Task objective: Find each line in the following listing that has the string "subtitle", then state the count and nothing else.

[Rows from a figure dataset]
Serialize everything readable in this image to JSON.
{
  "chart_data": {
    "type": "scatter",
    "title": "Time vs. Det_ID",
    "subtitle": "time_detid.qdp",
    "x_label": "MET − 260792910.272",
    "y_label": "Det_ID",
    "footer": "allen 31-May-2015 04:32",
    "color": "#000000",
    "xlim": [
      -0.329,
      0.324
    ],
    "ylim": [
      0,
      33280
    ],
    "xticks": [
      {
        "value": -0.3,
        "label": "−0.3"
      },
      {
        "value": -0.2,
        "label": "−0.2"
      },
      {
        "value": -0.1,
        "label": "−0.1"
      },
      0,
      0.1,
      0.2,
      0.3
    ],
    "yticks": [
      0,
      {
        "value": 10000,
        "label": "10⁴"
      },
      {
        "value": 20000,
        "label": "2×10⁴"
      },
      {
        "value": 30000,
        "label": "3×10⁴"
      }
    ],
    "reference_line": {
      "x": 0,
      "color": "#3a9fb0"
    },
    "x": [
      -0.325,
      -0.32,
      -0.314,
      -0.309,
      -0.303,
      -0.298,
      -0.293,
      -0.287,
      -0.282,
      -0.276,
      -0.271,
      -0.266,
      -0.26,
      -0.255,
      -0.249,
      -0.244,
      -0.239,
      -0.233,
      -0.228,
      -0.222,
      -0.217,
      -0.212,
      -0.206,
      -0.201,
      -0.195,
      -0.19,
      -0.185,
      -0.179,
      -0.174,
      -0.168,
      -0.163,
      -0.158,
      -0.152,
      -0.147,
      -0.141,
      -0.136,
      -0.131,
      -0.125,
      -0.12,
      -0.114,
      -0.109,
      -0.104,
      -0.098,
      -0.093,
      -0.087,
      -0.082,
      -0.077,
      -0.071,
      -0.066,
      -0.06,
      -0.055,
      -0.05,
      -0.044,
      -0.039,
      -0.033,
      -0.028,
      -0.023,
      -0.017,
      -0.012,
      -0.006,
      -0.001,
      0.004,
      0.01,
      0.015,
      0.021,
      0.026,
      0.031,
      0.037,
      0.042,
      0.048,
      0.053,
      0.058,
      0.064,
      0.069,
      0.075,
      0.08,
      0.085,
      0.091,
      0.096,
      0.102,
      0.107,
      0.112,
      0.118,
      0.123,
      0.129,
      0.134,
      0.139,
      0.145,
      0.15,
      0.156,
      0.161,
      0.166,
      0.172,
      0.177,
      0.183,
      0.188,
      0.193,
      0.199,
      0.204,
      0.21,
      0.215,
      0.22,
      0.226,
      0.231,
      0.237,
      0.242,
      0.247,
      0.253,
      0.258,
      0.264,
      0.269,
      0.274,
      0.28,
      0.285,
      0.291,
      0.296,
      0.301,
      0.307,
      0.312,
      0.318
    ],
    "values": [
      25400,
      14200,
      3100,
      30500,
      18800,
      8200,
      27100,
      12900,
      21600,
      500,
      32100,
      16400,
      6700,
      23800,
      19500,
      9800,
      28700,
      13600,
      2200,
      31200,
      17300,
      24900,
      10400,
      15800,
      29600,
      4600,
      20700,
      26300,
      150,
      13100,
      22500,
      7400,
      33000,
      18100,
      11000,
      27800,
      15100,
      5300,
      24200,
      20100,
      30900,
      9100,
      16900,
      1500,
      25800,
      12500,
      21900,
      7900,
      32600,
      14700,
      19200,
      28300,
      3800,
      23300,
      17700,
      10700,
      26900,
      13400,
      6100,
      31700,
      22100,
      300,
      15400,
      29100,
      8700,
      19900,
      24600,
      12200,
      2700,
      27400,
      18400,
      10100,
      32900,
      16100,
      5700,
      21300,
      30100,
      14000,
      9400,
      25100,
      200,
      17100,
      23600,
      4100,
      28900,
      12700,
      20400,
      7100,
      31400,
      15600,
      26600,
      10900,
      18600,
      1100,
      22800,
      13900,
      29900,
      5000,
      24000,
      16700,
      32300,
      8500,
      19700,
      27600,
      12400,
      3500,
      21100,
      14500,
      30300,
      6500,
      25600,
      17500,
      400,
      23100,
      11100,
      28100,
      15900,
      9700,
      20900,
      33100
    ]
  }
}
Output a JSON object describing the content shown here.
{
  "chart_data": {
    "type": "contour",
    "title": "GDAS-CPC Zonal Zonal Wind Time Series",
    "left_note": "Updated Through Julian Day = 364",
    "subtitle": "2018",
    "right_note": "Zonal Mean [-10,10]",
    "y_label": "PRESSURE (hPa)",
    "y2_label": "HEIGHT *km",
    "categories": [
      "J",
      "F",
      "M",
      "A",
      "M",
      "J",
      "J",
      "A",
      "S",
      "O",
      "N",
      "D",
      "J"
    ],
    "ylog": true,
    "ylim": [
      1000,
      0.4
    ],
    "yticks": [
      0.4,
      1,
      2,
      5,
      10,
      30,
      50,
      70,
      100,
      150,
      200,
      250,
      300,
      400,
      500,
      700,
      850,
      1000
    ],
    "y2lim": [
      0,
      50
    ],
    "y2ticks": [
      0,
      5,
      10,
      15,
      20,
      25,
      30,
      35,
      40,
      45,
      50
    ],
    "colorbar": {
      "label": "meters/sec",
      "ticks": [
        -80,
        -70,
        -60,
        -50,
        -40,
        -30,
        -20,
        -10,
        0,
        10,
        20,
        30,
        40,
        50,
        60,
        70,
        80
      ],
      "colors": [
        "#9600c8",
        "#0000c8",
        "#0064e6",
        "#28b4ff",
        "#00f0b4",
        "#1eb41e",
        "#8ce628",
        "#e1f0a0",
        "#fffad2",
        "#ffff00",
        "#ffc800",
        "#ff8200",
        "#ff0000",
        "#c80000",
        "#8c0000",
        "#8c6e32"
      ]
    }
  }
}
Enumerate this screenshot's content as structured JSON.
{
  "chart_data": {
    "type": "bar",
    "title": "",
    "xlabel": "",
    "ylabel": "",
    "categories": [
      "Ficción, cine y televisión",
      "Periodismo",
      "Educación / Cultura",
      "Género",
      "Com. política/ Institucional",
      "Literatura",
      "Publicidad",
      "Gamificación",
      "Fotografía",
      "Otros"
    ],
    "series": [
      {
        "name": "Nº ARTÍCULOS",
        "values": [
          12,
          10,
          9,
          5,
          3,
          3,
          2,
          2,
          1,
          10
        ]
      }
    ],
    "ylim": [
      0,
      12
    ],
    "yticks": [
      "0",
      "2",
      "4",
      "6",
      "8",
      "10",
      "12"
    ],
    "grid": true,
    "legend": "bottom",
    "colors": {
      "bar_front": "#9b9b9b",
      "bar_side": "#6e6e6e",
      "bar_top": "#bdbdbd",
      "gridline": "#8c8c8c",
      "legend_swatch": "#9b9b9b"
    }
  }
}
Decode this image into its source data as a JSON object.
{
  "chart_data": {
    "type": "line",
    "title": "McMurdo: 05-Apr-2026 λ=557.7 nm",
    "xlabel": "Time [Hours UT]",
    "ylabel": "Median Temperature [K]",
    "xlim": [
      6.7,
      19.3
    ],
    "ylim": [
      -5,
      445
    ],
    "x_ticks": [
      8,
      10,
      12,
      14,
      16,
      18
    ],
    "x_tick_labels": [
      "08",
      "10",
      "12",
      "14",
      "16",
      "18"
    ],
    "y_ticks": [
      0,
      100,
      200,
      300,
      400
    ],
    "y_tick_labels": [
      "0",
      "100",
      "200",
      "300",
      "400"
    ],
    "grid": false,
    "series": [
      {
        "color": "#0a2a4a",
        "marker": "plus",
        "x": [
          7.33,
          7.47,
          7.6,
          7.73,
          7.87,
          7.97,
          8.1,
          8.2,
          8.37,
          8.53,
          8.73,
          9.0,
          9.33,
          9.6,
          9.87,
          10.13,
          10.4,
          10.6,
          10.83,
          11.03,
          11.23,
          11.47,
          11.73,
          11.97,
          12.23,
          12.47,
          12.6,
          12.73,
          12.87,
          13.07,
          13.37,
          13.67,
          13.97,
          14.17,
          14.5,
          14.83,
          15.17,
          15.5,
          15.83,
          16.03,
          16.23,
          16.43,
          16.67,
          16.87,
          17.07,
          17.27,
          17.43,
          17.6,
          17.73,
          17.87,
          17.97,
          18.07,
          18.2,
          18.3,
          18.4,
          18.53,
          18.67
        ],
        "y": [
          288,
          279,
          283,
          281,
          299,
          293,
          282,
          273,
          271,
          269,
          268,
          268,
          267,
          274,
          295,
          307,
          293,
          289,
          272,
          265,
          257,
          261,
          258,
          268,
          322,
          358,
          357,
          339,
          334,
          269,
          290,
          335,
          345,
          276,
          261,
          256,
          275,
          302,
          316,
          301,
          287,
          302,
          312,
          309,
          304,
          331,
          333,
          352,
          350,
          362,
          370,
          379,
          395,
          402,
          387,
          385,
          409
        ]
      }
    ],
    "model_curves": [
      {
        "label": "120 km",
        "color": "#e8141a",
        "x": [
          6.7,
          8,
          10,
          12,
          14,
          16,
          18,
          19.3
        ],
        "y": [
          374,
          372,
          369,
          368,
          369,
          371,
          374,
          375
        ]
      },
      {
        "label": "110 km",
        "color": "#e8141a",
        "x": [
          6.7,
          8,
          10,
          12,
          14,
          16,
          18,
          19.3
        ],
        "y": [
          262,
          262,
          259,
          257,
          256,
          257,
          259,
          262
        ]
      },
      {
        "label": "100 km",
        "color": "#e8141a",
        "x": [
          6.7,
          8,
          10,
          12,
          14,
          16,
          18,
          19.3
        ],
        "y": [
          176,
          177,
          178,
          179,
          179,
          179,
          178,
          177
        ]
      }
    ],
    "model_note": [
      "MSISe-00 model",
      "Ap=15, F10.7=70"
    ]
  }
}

Written solution: 2